GIVEN DATA:
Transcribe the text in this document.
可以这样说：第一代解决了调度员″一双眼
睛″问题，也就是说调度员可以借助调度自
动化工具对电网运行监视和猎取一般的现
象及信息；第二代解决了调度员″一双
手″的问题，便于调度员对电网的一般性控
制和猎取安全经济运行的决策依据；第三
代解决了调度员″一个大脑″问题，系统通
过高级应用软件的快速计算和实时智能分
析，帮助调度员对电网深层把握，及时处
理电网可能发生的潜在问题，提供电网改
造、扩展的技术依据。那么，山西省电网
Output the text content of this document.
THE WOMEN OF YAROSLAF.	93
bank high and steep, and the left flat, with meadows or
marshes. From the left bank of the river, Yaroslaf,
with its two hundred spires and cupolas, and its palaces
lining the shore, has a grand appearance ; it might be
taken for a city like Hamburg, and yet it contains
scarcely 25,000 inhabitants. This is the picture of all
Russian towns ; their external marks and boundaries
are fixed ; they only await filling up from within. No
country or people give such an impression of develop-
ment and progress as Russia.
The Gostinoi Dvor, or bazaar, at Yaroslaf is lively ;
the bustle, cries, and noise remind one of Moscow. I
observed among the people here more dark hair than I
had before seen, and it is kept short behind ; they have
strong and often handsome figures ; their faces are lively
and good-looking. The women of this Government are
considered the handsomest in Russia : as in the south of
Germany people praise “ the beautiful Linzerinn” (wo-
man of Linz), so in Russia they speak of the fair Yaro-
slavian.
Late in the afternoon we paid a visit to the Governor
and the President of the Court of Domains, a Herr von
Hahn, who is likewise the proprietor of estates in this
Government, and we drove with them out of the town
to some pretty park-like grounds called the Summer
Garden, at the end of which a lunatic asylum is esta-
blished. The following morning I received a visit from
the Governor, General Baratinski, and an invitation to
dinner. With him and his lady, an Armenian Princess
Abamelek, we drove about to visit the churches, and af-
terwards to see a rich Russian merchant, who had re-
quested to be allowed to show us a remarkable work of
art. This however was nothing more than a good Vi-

WHAT YOU WILL DO:
Write out the entries above once more, without altering anything.

TASK RESULT:
Transcribe the text in this document.
可以这样说：第一代解决了调度员″一双眼
睛″问题，也就是说调度员可以借助调度自
动化工具对电网运行监视和猎取一般的现
象及信息；第二代解决了调度员″一双
手″的问题，便于调度员对电网的一般性控
制和猎取安全经济运行的决策依据；第三
代解决了调度员″一个大脑″问题，系统通
过高级应用软件的快速计算和实时智能分
析，帮助调度员对电网深层把握，及时处
理电网可能发生的潜在问题，提供电网改
造、扩展的技术依据。那么，山西省电网
Output the text content of this document.
THE WOMEN OF YAROSLAF.	93
bank high and steep, and the left flat, with meadows or
marshes. From the left bank of the river, Yaroslaf,
with its two hundred spires and cupolas, and its palaces
lining the shore, has a grand appearance ; it might be
taken for a city like Hamburg, and yet it contains
scarcely 25,000 inhabitants. This is the picture of all
Russian towns ; their external marks and boundaries
are fixed ; they only await filling up from within. No
country or people give such an impression of develop-
ment and progress as Russia.
The Gostinoi Dvor, or bazaar, at Yaroslaf is lively ;
the bustle, cries, and noise remind one of Moscow. I
observed among the people here more dark hair than I
had before seen, and it is kept short behind ; they have
strong and often handsome figures ; their faces are lively
and good-looking. The women of this Government are
considered the handsomest in Russia : as in the south of
Germany people praise “ the beautiful Linzerinn” (wo-
man of Linz), so in Russia they speak of the fair Yaro-
slavian.
Late in the afternoon we paid a visit to the Governor
and the President of the Court of Domains, a Herr von
Hahn, who is likewise the proprietor of estates in this
Government, and we drove with them out of the town
to some pretty park-like grounds called the Summer
Garden, at the end of which a lunatic asylum is esta-
blished. The following morning I received a visit from
the Governor, General Baratinski, and an invitation to
dinner. With him and his lady, an Armenian Princess
Abamelek, we drove about to visit the churches, and af-
terwards to see a rich Russian merchant, who had re-
quested to be allowed to show us a remarkable work of
art. This however was nothing more than a good Vi-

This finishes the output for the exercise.